(Data extracted from a collection)

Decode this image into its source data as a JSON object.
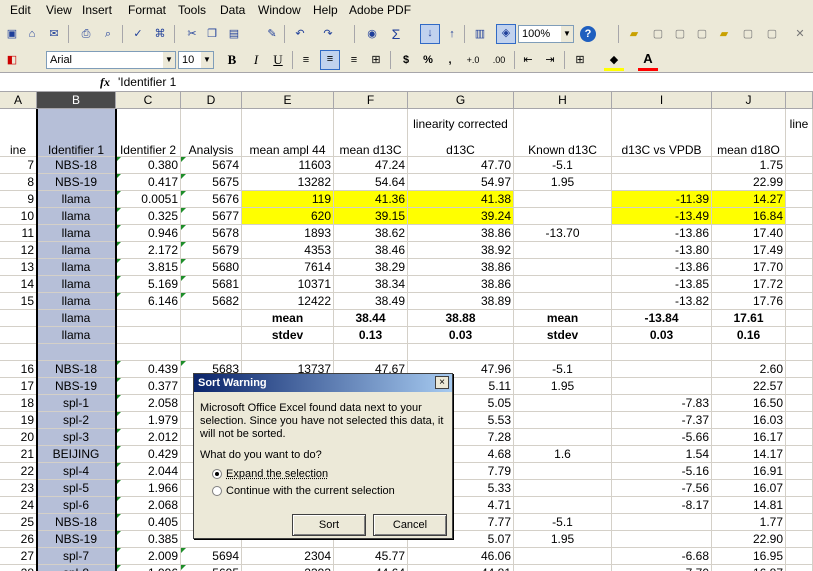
{
  "menu": [
    "Edit",
    "View",
    "Insert",
    "Format",
    "Tools",
    "Data",
    "Window",
    "Help",
    "Adobe PDF"
  ],
  "toolbar": {
    "zoom": "100%",
    "font_name": "Arial",
    "font_size": "10",
    "bold_label": "B",
    "italic_label": "I",
    "underline_label": "U",
    "currency_label": "$",
    "percent_label": "%",
    "comma_label": ",",
    "sigma_label": "Σ",
    "help_label": "?",
    "font_color_label": "A",
    "increase_decimal_label": "+.0",
    "decrease_decimal_label": ".00",
    "fill_color": "#ffff00",
    "font_color": "#ff0000"
  },
  "formula_bar": {
    "fx_label": "fx",
    "content": "'Identifier 1"
  },
  "columns": [
    "A",
    "B",
    "C",
    "D",
    "E",
    "F",
    "G",
    "H",
    "I",
    "J",
    ""
  ],
  "header_rows": {
    "row1": [
      "",
      "",
      "",
      "",
      "",
      "",
      "linearity corrected",
      "",
      "",
      "",
      "line"
    ],
    "row2": [
      "ine",
      "Identifier 1",
      "Identifier 2",
      "Analysis",
      "mean ampl 44",
      "mean d13C",
      "d13C",
      "Known d13C",
      "d13C vs VPDB",
      "mean d18O",
      ""
    ]
  },
  "rows": [
    [
      "7",
      "NBS-18",
      "0.380",
      "5674",
      "11603",
      "47.24",
      "47.70",
      "-5.1",
      "",
      "1.75"
    ],
    [
      "8",
      "NBS-19",
      "0.417",
      "5675",
      "13282",
      "54.64",
      "54.97",
      "1.95",
      "",
      "22.99"
    ],
    [
      "9",
      "llama",
      "0.0051",
      "5676",
      "119",
      "41.36",
      "41.38",
      "",
      "-11.39",
      "14.27"
    ],
    [
      "10",
      "llama",
      "0.325",
      "5677",
      "620",
      "39.15",
      "39.24",
      "",
      "-13.49",
      "16.84"
    ],
    [
      "11",
      "llama",
      "0.946",
      "5678",
      "1893",
      "38.62",
      "38.86",
      "-13.70",
      "-13.86",
      "17.40"
    ],
    [
      "12",
      "llama",
      "2.172",
      "5679",
      "4353",
      "38.46",
      "38.92",
      "",
      "-13.80",
      "17.49"
    ],
    [
      "13",
      "llama",
      "3.815",
      "5680",
      "7614",
      "38.29",
      "38.86",
      "",
      "-13.86",
      "17.70"
    ],
    [
      "14",
      "llama",
      "5.169",
      "5681",
      "10371",
      "38.34",
      "38.86",
      "",
      "-13.85",
      "17.72"
    ],
    [
      "15",
      "llama",
      "6.146",
      "5682",
      "12422",
      "38.49",
      "38.89",
      "",
      "-13.82",
      "17.76"
    ],
    [
      "",
      "llama",
      "",
      "",
      "mean",
      "38.44",
      "38.88",
      "mean",
      "-13.84",
      "17.61"
    ],
    [
      "",
      "llama",
      "",
      "",
      "stdev",
      "0.13",
      "0.03",
      "stdev",
      "0.03",
      "0.16"
    ],
    [
      "",
      "",
      "",
      "",
      "",
      "",
      "",
      "",
      "",
      ""
    ],
    [
      "16",
      "NBS-18",
      "0.439",
      "5683",
      "13737",
      "47.67",
      "47.96",
      "-5.1",
      "",
      "2.60"
    ],
    [
      "17",
      "NBS-19",
      "0.377",
      "",
      "",
      "",
      "5.11",
      "1.95",
      "",
      "22.57"
    ],
    [
      "18",
      "spl-1",
      "2.058",
      "",
      "",
      "",
      "5.05",
      "",
      "-7.83",
      "16.50"
    ],
    [
      "19",
      "spl-2",
      "1.979",
      "",
      "",
      "",
      "5.53",
      "",
      "-7.37",
      "16.03"
    ],
    [
      "20",
      "spl-3",
      "2.012",
      "",
      "",
      "",
      "7.28",
      "",
      "-5.66",
      "16.17"
    ],
    [
      "21",
      "BEIJING",
      "0.429",
      "",
      "",
      "",
      "4.68",
      "1.6",
      "1.54",
      "14.17"
    ],
    [
      "22",
      "spl-4",
      "2.044",
      "",
      "",
      "",
      "7.79",
      "",
      "-5.16",
      "16.91"
    ],
    [
      "23",
      "spl-5",
      "1.966",
      "",
      "",
      "",
      "5.33",
      "",
      "-7.56",
      "16.07"
    ],
    [
      "24",
      "spl-6",
      "2.068",
      "",
      "",
      "",
      "4.71",
      "",
      "-8.17",
      "14.81"
    ],
    [
      "25",
      "NBS-18",
      "0.405",
      "",
      "",
      "",
      "7.77",
      "-5.1",
      "",
      "1.77"
    ],
    [
      "26",
      "NBS-19",
      "0.385",
      "",
      "",
      "",
      "5.07",
      "1.95",
      "",
      "22.90"
    ],
    [
      "27",
      "spl-7",
      "2.009",
      "5694",
      "2304",
      "45.77",
      "46.06",
      "",
      "-6.68",
      "16.95"
    ],
    [
      "28",
      "spl-8",
      "1.996",
      "5695",
      "2393",
      "44.64",
      "44.81",
      "",
      "-7.70",
      "16.87"
    ]
  ],
  "dialog": {
    "title": "Sort Warning",
    "close_label": "×",
    "message_line1": "Microsoft Office Excel found data next to your",
    "message_line2": "selection.  Since you have not selected this data, it",
    "message_line3": "will not be sorted.",
    "question": "What do you want to do?",
    "option1": "Expand the selection",
    "option2": "Continue with the current selection",
    "sort_button": "Sort",
    "cancel_button": "Cancel"
  }
}
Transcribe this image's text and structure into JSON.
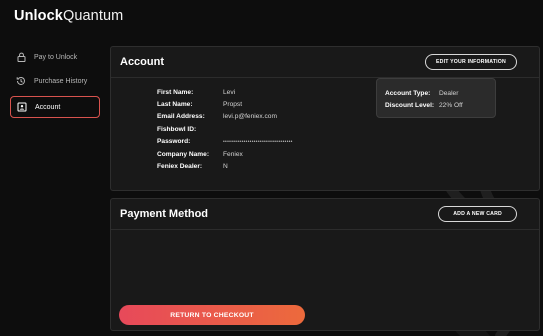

● Exercise task:
Print all the records again exactly; do not include any picture.

● Problem solution:
Decode this image into its source data as a JSON object.
{
  "menu": [
    "Edit",
    "View",
    "Insert",
    "Format",
    "Tools",
    "Data",
    "Window",
    "Help",
    "Adobe PDF"
  ],
  "toolbar": {
    "zoom": "100%",
    "font_name": "Arial",
    "font_size": "10",
    "bold_label": "B",
    "italic_label": "I",
    "underline_label": "U",
    "currency_label": "$",
    "percent_label": "%",
    "comma_label": ",",
    "sigma_label": "Σ",
    "help_label": "?",
    "font_color_label": "A",
    "increase_decimal_label": "+.0",
    "decrease_decimal_label": ".00",
    "fill_color": "#ffff00",
    "font_color": "#ff0000"
  },
  "formula_bar": {
    "fx_label": "fx",
    "content": "'Identifier 1"
  },
  "columns": [
    "A",
    "B",
    "C",
    "D",
    "E",
    "F",
    "G",
    "H",
    "I",
    "J",
    ""
  ],
  "header_rows": {
    "row1": [
      "",
      "",
      "",
      "",
      "",
      "",
      "linearity corrected",
      "",
      "",
      "",
      "line"
    ],
    "row2": [
      "ine",
      "Identifier 1",
      "Identifier 2",
      "Analysis",
      "mean ampl 44",
      "mean d13C",
      "d13C",
      "Known d13C",
      "d13C vs VPDB",
      "mean d18O",
      ""
    ]
  },
  "rows": [
    [
      "7",
      "NBS-18",
      "0.380",
      "5674",
      "11603",
      "47.24",
      "47.70",
      "-5.1",
      "",
      "1.75"
    ],
    [
      "8",
      "NBS-19",
      "0.417",
      "5675",
      "13282",
      "54.64",
      "54.97",
      "1.95",
      "",
      "22.99"
    ],
    [
      "9",
      "llama",
      "0.0051",
      "5676",
      "119",
      "41.36",
      "41.38",
      "",
      "-11.39",
      "14.27"
    ],
    [
      "10",
      "llama",
      "0.325",
      "5677",
      "620",
      "39.15",
      "39.24",
      "",
      "-13.49",
      "16.84"
    ],
    [
      "11",
      "llama",
      "0.946",
      "5678",
      "1893",
      "38.62",
      "38.86",
      "-13.70",
      "-13.86",
      "17.40"
    ],
    [
      "12",
      "llama",
      "2.172",
      "5679",
      "4353",
      "38.46",
      "38.92",
      "",
      "-13.80",
      "17.49"
    ],
    [
      "13",
      "llama",
      "3.815",
      "5680",
      "7614",
      "38.29",
      "38.86",
      "",
      "-13.86",
      "17.70"
    ],
    [
      "14",
      "llama",
      "5.169",
      "5681",
      "10371",
      "38.34",
      "38.86",
      "",
      "-13.85",
      "17.72"
    ],
    [
      "15",
      "llama",
      "6.146",
      "5682",
      "12422",
      "38.49",
      "38.89",
      "",
      "-13.82",
      "17.76"
    ],
    [
      "",
      "llama",
      "",
      "",
      "mean",
      "38.44",
      "38.88",
      "mean",
      "-13.84",
      "17.61"
    ],
    [
      "",
      "llama",
      "",
      "",
      "stdev",
      "0.13",
      "0.03",
      "stdev",
      "0.03",
      "0.16"
    ],
    [
      "",
      "",
      "",
      "",
      "",
      "",
      "",
      "",
      "",
      ""
    ],
    [
      "16",
      "NBS-18",
      "0.439",
      "5683",
      "13737",
      "47.67",
      "47.96",
      "-5.1",
      "",
      "2.60"
    ],
    [
      "17",
      "NBS-19",
      "0.377",
      "",
      "",
      "",
      "5.11",
      "1.95",
      "",
      "22.57"
    ],
    [
      "18",
      "spl-1",
      "2.058",
      "",
      "",
      "",
      "5.05",
      "",
      "-7.83",
      "16.50"
    ],
    [
      "19",
      "spl-2",
      "1.979",
      "",
      "",
      "",
      "5.53",
      "",
      "-7.37",
      "16.03"
    ],
    [
      "20",
      "spl-3",
      "2.012",
      "",
      "",
      "",
      "7.28",
      "",
      "-5.66",
      "16.17"
    ],
    [
      "21",
      "BEIJING",
      "0.429",
      "",
      "",
      "",
      "4.68",
      "1.6",
      "1.54",
      "14.17"
    ],
    [
      "22",
      "spl-4",
      "2.044",
      "",
      "",
      "",
      "7.79",
      "",
      "-5.16",
      "16.91"
    ],
    [
      "23",
      "spl-5",
      "1.966",
      "",
      "",
      "",
      "5.33",
      "",
      "-7.56",
      "16.07"
    ],
    [
      "24",
      "spl-6",
      "2.068",
      "",
      "",
      "",
      "4.71",
      "",
      "-8.17",
      "14.81"
    ],
    [
      "25",
      "NBS-18",
      "0.405",
      "",
      "",
      "",
      "7.77",
      "-5.1",
      "",
      "1.77"
    ],
    [
      "26",
      "NBS-19",
      "0.385",
      "",
      "",
      "",
      "5.07",
      "1.95",
      "",
      "22.90"
    ],
    [
      "27",
      "spl-7",
      "2.009",
      "5694",
      "2304",
      "45.77",
      "46.06",
      "",
      "-6.68",
      "16.95"
    ],
    [
      "28",
      "spl-8",
      "1.996",
      "5695",
      "2393",
      "44.64",
      "44.81",
      "",
      "-7.70",
      "16.87"
    ]
  ],
  "dialog": {
    "title": "Sort Warning",
    "close_label": "×",
    "message_line1": "Microsoft Office Excel found data next to your",
    "message_line2": "selection.  Since you have not selected this data, it",
    "message_line3": "will not be sorted.",
    "question": "What do you want to do?",
    "option1": "Expand the selection",
    "option2": "Continue with the current selection",
    "sort_button": "Sort",
    "cancel_button": "Cancel"
  }
}
Transcribe this image's text and structure into JSON.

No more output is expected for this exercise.